## STATED TASK
Report every line below that holds the word "ylabel".

══ RECORDED INFORMATION

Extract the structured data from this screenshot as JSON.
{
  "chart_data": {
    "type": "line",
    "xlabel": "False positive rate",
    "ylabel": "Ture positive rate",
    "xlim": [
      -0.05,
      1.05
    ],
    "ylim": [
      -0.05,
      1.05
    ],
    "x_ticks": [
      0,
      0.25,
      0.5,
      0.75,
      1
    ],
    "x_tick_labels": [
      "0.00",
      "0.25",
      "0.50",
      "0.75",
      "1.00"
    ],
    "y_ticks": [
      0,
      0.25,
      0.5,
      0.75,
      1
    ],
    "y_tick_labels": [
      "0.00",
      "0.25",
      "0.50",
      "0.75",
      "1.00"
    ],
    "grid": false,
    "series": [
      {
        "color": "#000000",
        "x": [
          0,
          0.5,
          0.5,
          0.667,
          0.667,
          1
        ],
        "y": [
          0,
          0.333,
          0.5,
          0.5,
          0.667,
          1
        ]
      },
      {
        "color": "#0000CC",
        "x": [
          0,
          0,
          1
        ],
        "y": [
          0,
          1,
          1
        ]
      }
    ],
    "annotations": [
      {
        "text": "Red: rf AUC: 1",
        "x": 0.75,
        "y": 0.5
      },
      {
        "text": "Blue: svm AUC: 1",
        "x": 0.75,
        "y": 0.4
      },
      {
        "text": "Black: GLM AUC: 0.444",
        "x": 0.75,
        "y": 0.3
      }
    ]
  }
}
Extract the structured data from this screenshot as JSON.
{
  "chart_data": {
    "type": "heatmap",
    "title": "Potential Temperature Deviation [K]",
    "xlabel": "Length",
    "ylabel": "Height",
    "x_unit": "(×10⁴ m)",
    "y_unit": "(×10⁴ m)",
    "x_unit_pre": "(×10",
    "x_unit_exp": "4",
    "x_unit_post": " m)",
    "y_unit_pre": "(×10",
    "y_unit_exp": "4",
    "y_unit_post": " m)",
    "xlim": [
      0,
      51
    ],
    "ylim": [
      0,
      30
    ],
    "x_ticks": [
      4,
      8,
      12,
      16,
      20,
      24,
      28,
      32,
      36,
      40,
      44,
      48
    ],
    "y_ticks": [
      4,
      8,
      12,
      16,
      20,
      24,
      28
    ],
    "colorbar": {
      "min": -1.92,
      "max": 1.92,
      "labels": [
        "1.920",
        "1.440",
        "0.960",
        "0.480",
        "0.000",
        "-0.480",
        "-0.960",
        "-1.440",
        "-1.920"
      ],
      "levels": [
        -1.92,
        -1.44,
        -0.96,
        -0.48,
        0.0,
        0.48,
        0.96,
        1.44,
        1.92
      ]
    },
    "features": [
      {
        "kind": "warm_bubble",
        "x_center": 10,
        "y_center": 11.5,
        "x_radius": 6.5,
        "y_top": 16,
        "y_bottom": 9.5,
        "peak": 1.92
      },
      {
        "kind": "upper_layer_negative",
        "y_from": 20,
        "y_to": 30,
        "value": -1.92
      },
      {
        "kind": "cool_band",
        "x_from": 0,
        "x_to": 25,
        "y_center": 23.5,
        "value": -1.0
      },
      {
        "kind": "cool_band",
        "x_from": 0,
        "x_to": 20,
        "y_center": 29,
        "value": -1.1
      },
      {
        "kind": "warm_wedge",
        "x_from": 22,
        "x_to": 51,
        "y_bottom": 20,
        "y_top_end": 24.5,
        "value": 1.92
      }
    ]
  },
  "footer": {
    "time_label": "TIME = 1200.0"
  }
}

════

## EXPECTED OUTPUT
    "ylabel": "Ture positive rate",
    "ylabel": "Height",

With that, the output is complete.